>>>

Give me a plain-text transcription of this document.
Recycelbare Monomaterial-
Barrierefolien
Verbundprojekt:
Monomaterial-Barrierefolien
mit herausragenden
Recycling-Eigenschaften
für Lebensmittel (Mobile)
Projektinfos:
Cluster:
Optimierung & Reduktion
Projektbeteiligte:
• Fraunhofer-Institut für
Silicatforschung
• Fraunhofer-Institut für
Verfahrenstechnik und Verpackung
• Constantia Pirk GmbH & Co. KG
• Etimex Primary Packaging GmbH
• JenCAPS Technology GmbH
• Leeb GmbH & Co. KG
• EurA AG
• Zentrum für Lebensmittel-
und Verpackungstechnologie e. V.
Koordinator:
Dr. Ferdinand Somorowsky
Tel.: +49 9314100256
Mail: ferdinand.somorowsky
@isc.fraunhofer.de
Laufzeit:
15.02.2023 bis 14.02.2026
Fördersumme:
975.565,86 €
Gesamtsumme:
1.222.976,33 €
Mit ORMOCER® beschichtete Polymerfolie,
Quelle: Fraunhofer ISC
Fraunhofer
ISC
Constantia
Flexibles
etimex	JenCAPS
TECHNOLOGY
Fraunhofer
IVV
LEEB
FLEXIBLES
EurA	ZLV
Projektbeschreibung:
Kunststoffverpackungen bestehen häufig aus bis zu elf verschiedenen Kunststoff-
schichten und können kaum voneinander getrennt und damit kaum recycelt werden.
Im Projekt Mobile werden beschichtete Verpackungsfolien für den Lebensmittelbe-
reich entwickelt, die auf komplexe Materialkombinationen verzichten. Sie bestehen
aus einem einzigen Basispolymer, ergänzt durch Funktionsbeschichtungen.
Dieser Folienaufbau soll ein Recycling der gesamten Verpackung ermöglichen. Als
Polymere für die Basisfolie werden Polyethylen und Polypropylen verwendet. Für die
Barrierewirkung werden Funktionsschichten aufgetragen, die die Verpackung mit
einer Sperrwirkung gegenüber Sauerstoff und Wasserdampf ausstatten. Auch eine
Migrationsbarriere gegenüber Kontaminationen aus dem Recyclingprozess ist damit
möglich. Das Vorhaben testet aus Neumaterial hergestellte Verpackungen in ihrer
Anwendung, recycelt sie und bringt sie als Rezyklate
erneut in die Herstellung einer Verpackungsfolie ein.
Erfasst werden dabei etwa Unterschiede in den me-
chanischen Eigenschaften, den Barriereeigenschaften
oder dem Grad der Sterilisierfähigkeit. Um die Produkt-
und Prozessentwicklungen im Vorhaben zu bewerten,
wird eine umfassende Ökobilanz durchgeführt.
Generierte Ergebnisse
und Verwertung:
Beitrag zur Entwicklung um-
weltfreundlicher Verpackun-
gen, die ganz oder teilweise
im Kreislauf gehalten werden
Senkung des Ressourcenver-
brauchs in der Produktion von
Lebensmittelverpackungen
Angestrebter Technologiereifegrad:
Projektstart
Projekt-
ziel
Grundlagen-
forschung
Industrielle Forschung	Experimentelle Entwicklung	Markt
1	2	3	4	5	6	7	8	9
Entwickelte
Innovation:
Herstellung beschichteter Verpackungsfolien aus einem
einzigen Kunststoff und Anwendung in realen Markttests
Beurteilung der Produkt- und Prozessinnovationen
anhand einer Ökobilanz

<<<

◆ **Short problem**
Return all the data above once more, precisely as given.

◆ **Exercise result**
Give me a plain-text transcription of this document.
Recycelbare Monomaterial-
Barrierefolien
Verbundprojekt:
Monomaterial-Barrierefolien
mit herausragenden
Recycling-Eigenschaften
für Lebensmittel (Mobile)
Projektinfos:
Cluster:
Optimierung & Reduktion
Projektbeteiligte:
• Fraunhofer-Institut für
Silicatforschung
• Fraunhofer-Institut für
Verfahrenstechnik und Verpackung
• Constantia Pirk GmbH & Co. KG
• Etimex Primary Packaging GmbH
• JenCAPS Technology GmbH
• Leeb GmbH & Co. KG
• EurA AG
• Zentrum für Lebensmittel-
und Verpackungstechnologie e. V.
Koordinator:
Dr. Ferdinand Somorowsky
Tel.: +49 9314100256
Mail: ferdinand.somorowsky
@isc.fraunhofer.de
Laufzeit:
15.02.2023 bis 14.02.2026
Fördersumme:
975.565,86 €
Gesamtsumme:
1.222.976,33 €
Mit ORMOCER® beschichtete Polymerfolie,
Quelle: Fraunhofer ISC
Fraunhofer
ISC
Constantia
Flexibles
etimex	JenCAPS
TECHNOLOGY
Fraunhofer
IVV
LEEB
FLEXIBLES
EurA	ZLV
Projektbeschreibung:
Kunststoffverpackungen bestehen häufig aus bis zu elf verschiedenen Kunststoff-
schichten und können kaum voneinander getrennt und damit kaum recycelt werden.
Im Projekt Mobile werden beschichtete Verpackungsfolien für den Lebensmittelbe-
reich entwickelt, die auf komplexe Materialkombinationen verzichten. Sie bestehen
aus einem einzigen Basispolymer, ergänzt durch Funktionsbeschichtungen.
Dieser Folienaufbau soll ein Recycling der gesamten Verpackung ermöglichen. Als
Polymere für die Basisfolie werden Polyethylen und Polypropylen verwendet. Für die
Barrierewirkung werden Funktionsschichten aufgetragen, die die Verpackung mit
einer Sperrwirkung gegenüber Sauerstoff und Wasserdampf ausstatten. Auch eine
Migrationsbarriere gegenüber Kontaminationen aus dem Recyclingprozess ist damit
möglich. Das Vorhaben testet aus Neumaterial hergestellte Verpackungen in ihrer
Anwendung, recycelt sie und bringt sie als Rezyklate
erneut in die Herstellung einer Verpackungsfolie ein.
Erfasst werden dabei etwa Unterschiede in den me-
chanischen Eigenschaften, den Barriereeigenschaften
oder dem Grad der Sterilisierfähigkeit. Um die Produkt-
und Prozessentwicklungen im Vorhaben zu bewerten,
wird eine umfassende Ökobilanz durchgeführt.
Generierte Ergebnisse
und Verwertung:
Beitrag zur Entwicklung um-
weltfreundlicher Verpackun-
gen, die ganz oder teilweise
im Kreislauf gehalten werden
Senkung des Ressourcenver-
brauchs in der Produktion von
Lebensmittelverpackungen
Angestrebter Technologiereifegrad:
Projektstart
Projekt-
ziel
Grundlagen-
forschung
Industrielle Forschung	Experimentelle Entwicklung	Markt
1	2	3	4	5	6	7	8	9
Entwickelte
Innovation:
Herstellung beschichteter Verpackungsfolien aus einem
einzigen Kunststoff und Anwendung in realen Markttests
Beurteilung der Produkt- und Prozessinnovationen
anhand einer Ökobilanz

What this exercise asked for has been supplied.